Do this = Write out the data again in full, exactly as it reads.

(Stored data entries)
▽
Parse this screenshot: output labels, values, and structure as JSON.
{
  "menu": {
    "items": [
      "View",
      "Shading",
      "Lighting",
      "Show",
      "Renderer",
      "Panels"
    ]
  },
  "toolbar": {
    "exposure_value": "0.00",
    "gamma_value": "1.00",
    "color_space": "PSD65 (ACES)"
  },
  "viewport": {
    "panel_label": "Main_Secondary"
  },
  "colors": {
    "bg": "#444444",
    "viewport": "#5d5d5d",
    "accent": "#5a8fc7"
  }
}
△
Task output =
Parse this screenshot: output labels, values, and structure as JSON.
{
  "menu": {
    "items": [
      "View",
      "Shading",
      "Lighting",
      "Show",
      "Renderer",
      "Panels"
    ]
  },
  "toolbar": {
    "exposure_value": "0.00",
    "gamma_value": "1.00",
    "color_space": "PSD65 (ACES)"
  },
  "viewport": {
    "panel_label": "Main_Secondary"
  },
  "colors": {
    "bg": "#444444",
    "viewport": "#5d5d5d",
    "accent": "#5a8fc7"
  }
}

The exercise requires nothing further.